### THE PROBLEM
What is the number of lines containing the string "разрешайте"? Answer with the number only.
** START OF GIVEN INFORMATION **
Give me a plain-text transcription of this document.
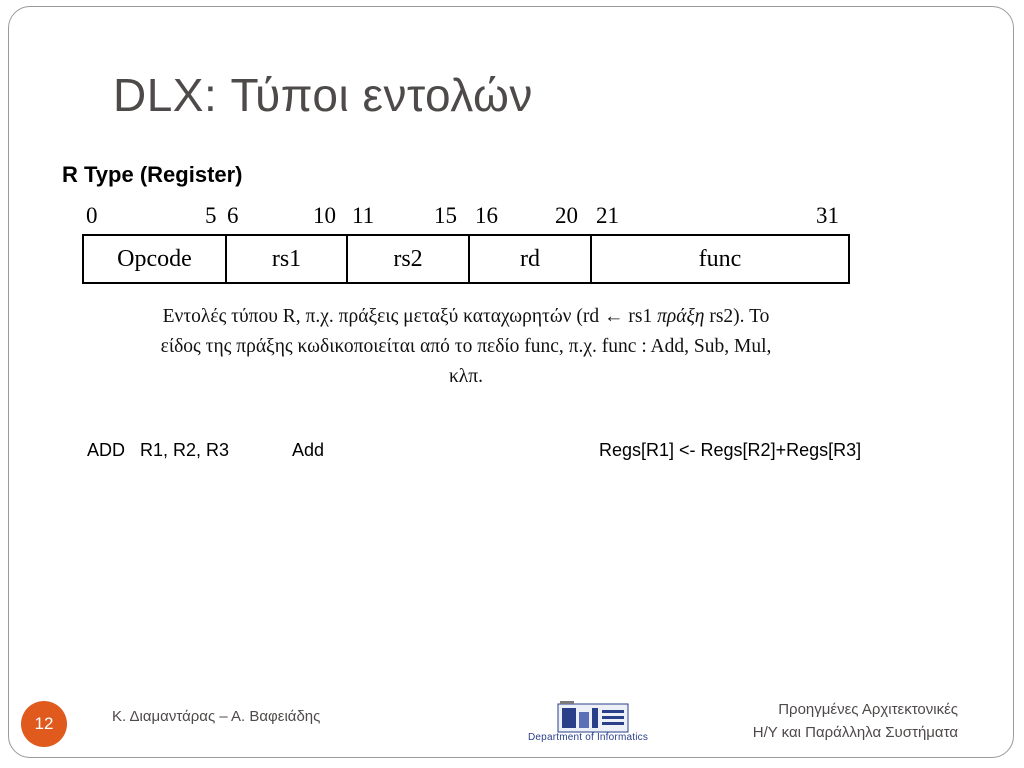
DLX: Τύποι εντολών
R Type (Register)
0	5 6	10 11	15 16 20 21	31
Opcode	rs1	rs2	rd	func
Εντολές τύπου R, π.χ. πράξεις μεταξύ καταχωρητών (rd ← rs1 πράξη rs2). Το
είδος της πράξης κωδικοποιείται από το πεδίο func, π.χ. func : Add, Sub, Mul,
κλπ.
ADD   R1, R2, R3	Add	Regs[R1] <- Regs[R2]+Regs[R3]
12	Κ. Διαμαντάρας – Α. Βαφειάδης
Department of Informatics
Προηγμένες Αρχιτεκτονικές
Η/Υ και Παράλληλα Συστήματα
** END OF GIVEN INFORMATION **
** START OF GIVEN INFORMATION **
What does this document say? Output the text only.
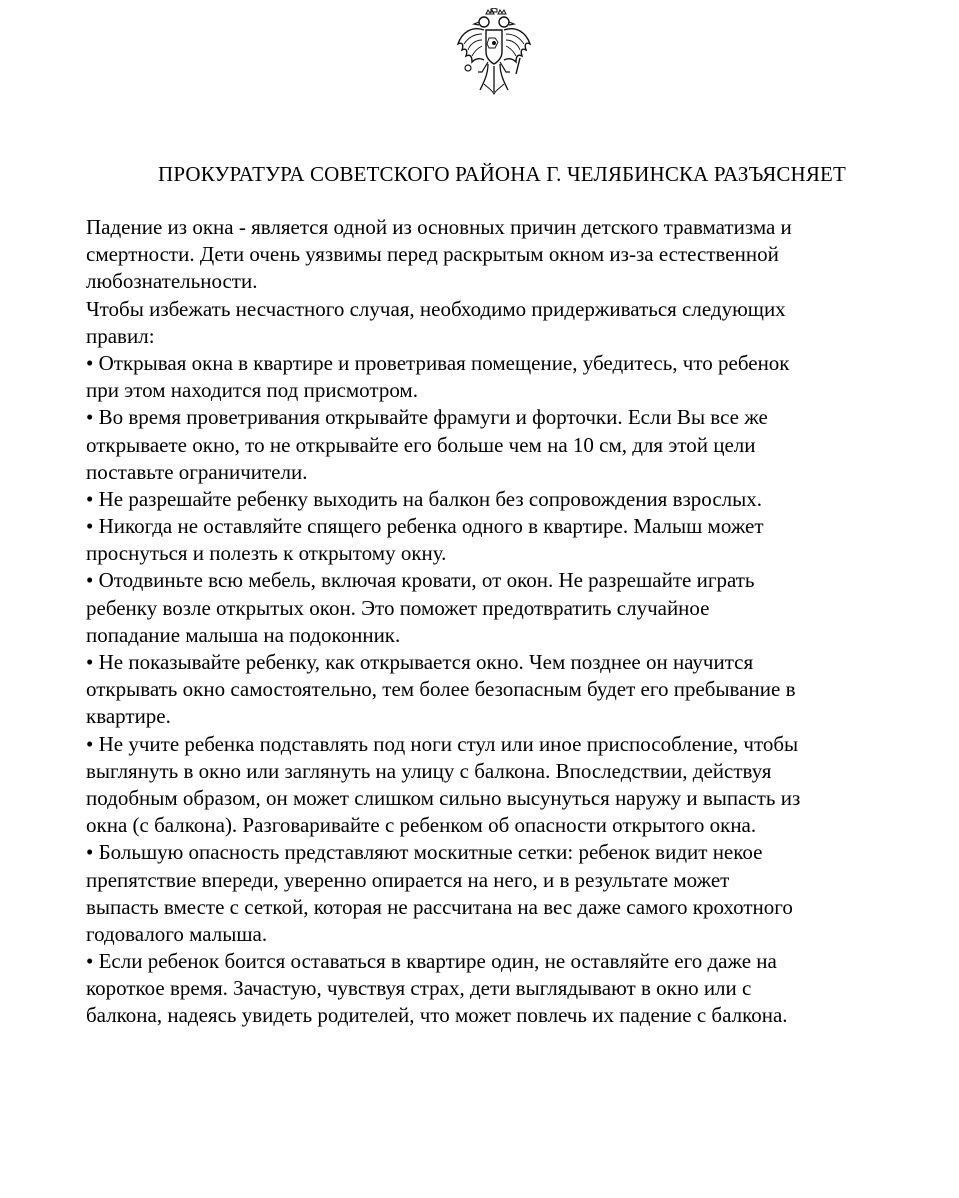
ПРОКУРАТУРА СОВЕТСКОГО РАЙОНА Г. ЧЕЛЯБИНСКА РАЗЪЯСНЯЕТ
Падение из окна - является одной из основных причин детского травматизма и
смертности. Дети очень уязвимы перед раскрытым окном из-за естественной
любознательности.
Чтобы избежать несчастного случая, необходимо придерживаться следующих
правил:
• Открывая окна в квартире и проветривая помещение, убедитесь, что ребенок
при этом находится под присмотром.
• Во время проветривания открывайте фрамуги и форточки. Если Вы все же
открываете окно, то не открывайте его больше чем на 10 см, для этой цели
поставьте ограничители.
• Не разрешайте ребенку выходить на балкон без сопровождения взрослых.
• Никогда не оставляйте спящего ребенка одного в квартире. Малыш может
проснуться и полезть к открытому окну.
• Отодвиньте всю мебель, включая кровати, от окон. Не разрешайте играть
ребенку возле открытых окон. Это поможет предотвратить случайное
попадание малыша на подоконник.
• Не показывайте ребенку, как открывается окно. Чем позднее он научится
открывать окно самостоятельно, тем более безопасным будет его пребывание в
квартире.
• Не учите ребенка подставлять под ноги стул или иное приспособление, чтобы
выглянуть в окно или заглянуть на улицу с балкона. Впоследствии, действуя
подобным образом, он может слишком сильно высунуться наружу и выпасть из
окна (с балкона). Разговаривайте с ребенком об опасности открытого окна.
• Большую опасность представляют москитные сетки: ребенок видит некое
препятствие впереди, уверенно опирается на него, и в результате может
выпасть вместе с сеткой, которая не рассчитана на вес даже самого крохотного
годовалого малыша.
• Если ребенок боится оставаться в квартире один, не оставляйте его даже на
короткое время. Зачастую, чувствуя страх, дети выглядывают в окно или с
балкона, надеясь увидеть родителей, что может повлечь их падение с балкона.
** END OF GIVEN INFORMATION **
** START OF GIVEN INFORMATION **
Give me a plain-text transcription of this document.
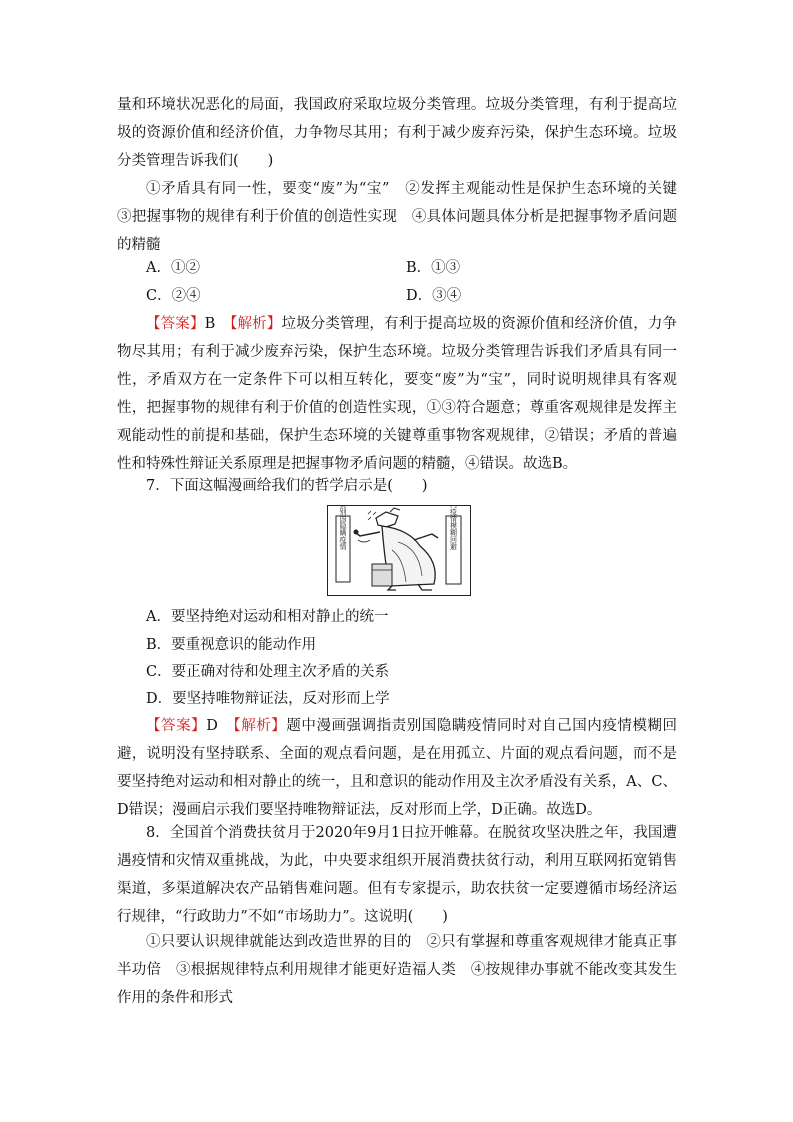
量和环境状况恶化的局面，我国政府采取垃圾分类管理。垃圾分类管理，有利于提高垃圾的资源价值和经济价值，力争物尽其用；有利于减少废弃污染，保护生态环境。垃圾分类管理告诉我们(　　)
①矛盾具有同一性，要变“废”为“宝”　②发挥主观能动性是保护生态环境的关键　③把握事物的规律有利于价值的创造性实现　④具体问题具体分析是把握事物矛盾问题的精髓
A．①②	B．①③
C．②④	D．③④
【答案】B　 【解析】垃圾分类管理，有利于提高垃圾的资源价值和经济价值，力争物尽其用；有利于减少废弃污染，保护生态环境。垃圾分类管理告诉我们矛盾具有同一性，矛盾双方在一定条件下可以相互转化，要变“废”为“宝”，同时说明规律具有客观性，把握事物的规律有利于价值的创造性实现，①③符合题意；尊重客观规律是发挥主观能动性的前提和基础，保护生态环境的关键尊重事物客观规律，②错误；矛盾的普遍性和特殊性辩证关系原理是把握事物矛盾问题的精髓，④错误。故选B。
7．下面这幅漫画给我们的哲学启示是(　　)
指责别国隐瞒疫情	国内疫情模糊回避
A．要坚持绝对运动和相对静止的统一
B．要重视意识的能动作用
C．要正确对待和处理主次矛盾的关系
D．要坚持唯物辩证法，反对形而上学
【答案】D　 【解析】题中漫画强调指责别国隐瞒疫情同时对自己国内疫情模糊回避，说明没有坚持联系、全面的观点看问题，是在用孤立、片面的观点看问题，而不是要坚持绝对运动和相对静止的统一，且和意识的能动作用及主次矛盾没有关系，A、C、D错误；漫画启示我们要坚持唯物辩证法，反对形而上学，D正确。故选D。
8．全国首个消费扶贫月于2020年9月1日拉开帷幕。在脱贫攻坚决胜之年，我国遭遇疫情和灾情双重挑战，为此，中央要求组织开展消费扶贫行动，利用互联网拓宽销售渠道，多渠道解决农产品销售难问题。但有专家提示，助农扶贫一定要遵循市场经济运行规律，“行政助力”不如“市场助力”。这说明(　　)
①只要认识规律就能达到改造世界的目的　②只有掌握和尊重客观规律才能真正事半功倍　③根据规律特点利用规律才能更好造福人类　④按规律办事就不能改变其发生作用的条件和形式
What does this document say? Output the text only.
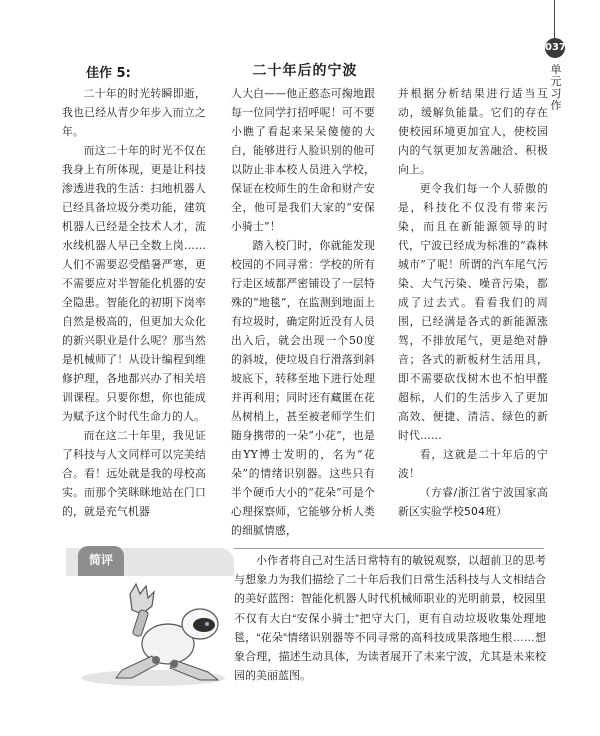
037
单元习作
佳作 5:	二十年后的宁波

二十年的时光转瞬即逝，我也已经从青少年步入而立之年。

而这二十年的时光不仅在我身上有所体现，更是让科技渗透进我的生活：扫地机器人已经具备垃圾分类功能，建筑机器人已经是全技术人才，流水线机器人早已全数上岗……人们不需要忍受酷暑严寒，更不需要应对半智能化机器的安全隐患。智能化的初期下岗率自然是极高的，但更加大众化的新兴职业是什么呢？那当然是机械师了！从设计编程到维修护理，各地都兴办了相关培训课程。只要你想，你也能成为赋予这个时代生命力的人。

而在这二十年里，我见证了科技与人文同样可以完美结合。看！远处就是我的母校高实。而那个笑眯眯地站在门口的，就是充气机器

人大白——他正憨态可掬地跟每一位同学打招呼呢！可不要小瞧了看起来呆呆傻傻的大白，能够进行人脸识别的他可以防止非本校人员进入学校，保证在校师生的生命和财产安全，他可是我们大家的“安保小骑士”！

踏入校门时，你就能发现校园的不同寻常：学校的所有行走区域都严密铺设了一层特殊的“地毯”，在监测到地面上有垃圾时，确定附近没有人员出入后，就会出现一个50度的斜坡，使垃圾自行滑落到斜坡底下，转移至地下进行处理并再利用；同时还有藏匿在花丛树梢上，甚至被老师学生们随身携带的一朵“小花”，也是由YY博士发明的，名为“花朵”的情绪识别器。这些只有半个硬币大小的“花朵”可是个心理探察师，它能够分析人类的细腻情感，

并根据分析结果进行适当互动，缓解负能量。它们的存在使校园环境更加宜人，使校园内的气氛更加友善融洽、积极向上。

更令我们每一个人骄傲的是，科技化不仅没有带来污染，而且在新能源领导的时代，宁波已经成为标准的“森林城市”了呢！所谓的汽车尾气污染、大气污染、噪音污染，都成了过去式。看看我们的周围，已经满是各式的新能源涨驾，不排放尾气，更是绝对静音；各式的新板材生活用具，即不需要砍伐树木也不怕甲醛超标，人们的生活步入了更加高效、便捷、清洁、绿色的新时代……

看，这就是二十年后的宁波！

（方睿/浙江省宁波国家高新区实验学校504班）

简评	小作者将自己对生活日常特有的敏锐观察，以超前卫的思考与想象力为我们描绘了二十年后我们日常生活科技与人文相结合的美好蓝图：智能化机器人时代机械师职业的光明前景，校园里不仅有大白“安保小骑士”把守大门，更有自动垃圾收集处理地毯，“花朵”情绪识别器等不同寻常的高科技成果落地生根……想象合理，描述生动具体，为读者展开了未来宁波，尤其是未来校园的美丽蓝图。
** END OF GIVEN INFORMATION **
### RESULT
2